▸ **Objective**: Find the string "agar" in the data, then copy every line where it is found.

▸ **Records for the task**:
........

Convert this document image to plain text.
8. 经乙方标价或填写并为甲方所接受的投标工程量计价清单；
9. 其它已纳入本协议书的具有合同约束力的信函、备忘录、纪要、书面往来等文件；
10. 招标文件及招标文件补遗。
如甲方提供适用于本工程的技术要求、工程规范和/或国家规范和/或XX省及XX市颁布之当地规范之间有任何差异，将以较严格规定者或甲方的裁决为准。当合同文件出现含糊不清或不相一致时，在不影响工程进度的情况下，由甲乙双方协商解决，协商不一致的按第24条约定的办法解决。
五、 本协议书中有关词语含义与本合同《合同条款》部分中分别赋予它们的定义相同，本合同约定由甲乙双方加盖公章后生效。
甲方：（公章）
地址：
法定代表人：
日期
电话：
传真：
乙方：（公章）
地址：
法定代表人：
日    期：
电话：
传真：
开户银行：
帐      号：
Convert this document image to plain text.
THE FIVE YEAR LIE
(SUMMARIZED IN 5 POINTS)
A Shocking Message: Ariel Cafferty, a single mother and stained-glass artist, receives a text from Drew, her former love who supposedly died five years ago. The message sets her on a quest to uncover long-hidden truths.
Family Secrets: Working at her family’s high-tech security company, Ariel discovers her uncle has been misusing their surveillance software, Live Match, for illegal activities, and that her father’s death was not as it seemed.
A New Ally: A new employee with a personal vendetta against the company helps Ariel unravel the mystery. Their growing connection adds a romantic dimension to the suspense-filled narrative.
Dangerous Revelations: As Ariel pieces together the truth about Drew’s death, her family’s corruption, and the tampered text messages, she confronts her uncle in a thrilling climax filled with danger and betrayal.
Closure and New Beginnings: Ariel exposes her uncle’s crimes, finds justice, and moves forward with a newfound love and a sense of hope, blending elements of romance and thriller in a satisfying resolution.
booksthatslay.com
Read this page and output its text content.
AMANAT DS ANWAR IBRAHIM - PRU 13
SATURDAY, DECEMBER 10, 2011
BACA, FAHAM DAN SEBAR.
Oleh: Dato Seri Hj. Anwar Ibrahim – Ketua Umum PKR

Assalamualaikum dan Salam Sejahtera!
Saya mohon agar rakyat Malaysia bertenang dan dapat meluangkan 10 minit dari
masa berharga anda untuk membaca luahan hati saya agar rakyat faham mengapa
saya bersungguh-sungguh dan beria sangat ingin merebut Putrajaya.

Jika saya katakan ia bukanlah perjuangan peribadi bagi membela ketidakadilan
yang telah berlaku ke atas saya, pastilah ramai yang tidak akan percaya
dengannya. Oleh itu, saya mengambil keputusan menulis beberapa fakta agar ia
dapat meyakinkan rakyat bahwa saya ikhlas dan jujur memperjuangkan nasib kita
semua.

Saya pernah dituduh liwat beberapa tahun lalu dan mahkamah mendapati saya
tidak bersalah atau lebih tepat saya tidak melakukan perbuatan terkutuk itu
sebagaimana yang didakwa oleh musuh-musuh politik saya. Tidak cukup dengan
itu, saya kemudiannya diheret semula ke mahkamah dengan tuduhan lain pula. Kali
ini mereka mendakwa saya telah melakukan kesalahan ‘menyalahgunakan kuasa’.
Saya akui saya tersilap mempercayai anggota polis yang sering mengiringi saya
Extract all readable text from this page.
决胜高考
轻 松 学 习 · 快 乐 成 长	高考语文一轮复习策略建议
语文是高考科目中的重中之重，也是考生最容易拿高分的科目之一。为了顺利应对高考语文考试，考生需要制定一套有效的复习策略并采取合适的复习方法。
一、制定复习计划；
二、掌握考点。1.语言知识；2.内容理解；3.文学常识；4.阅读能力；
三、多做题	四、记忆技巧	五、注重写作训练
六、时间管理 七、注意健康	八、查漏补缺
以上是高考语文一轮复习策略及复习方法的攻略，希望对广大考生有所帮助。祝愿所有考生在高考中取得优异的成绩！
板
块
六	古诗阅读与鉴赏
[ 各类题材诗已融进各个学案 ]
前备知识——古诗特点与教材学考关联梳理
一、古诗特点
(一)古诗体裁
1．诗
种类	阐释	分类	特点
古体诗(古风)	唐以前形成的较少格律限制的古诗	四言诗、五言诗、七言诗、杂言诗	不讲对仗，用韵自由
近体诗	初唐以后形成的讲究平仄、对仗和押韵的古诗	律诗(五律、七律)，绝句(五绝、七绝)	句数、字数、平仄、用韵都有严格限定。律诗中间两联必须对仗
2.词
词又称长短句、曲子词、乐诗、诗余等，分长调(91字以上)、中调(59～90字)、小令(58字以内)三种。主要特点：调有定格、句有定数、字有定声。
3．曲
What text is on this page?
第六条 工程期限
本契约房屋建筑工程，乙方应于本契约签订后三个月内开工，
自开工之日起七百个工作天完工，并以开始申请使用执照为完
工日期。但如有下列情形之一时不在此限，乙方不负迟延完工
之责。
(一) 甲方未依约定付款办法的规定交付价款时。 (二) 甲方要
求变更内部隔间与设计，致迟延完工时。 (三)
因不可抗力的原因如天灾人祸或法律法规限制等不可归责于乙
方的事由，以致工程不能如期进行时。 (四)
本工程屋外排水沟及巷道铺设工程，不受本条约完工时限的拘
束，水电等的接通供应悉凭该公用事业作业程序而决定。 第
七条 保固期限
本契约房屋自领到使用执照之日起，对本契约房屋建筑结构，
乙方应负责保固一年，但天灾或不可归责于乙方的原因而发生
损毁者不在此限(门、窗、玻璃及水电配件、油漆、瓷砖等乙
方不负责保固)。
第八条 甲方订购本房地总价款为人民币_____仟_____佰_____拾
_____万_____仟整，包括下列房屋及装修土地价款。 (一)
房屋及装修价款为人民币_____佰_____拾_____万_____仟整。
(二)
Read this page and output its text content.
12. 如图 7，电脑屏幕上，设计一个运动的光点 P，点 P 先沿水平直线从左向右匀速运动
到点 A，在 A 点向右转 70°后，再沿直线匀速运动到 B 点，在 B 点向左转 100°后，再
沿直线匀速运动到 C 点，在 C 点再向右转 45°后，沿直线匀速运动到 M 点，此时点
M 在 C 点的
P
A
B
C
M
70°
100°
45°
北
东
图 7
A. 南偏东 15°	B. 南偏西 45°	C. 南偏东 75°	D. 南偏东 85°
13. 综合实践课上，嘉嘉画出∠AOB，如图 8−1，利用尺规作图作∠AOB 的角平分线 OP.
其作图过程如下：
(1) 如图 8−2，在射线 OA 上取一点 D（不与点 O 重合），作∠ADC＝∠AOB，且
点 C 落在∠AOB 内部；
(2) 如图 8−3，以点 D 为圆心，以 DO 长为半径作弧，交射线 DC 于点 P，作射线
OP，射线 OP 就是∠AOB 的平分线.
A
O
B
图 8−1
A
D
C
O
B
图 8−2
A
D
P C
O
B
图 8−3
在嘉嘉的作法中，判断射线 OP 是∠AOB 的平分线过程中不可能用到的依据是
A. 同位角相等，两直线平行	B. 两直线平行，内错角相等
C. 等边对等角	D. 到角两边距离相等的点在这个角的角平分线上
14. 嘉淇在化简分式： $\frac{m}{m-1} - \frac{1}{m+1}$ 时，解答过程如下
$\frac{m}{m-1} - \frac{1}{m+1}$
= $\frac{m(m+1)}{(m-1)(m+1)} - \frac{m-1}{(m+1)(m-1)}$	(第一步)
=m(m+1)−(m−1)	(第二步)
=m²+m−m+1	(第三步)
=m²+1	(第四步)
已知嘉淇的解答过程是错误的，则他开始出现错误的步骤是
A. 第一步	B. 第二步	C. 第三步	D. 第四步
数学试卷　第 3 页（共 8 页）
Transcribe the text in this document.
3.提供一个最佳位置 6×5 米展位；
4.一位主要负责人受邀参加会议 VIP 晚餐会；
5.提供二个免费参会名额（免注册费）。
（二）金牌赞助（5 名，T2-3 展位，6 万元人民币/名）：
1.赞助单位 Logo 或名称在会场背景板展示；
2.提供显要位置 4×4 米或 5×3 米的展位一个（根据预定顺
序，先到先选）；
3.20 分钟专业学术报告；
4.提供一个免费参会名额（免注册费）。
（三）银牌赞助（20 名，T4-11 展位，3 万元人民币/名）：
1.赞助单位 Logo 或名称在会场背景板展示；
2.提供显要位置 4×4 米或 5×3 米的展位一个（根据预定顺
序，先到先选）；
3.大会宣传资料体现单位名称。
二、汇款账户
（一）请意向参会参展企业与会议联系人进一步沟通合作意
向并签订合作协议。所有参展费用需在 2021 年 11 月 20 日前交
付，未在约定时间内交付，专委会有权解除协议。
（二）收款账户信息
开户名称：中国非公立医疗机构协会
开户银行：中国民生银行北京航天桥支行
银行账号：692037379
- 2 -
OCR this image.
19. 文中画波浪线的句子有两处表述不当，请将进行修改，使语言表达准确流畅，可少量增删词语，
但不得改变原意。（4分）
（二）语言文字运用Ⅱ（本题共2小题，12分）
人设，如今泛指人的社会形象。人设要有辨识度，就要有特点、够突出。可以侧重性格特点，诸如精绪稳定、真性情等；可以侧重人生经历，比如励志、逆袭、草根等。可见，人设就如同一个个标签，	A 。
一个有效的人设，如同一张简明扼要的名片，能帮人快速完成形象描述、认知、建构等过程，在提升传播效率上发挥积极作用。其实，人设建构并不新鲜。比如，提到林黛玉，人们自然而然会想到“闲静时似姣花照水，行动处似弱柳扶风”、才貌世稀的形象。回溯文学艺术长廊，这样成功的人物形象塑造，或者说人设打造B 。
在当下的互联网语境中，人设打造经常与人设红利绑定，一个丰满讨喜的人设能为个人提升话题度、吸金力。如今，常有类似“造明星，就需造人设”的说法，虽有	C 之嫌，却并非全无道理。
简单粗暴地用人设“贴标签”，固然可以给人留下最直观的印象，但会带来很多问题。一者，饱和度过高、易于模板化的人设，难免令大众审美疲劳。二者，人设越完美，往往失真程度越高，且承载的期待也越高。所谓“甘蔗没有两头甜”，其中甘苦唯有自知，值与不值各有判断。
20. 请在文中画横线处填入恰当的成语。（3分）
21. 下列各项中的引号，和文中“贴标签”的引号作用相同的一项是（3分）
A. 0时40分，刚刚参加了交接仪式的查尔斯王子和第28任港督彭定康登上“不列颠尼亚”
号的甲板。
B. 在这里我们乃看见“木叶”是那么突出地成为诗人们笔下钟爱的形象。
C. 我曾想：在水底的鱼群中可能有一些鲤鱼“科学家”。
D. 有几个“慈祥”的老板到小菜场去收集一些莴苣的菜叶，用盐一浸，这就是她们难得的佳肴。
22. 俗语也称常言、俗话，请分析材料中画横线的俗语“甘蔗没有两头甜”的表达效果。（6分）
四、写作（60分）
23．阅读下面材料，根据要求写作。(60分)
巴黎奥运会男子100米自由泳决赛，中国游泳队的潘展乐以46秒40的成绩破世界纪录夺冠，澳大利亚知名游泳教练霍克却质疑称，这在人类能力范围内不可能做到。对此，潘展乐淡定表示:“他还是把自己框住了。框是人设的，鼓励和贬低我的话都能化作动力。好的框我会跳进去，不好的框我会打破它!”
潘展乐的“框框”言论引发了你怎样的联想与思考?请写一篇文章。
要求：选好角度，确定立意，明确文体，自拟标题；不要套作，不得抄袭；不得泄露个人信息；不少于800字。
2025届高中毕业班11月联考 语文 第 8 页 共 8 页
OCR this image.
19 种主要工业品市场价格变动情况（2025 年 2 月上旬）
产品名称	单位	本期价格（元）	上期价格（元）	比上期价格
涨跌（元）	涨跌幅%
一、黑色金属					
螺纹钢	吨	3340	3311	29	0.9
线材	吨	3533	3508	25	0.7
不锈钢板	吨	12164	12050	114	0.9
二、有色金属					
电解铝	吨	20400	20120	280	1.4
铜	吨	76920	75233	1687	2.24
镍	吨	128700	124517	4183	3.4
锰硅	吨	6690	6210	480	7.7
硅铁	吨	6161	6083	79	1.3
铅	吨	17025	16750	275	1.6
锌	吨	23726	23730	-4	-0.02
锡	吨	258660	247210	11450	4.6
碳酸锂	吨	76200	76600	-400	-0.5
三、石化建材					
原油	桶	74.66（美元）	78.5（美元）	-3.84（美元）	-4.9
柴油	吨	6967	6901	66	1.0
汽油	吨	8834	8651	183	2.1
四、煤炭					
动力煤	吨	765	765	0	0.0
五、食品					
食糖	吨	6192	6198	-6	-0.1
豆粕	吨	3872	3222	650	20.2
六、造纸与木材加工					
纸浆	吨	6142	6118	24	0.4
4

........

▸ **Exercise output**:
Saya mohon agar rakyat Malaysia bertenang dan dapat meluangkan 10 minit dari
masa berharga anda untuk membaca luahan hati saya agar rakyat faham mengapa
dengannya. Oleh itu, saya mengambil keputusan menulis beberapa fakta agar ia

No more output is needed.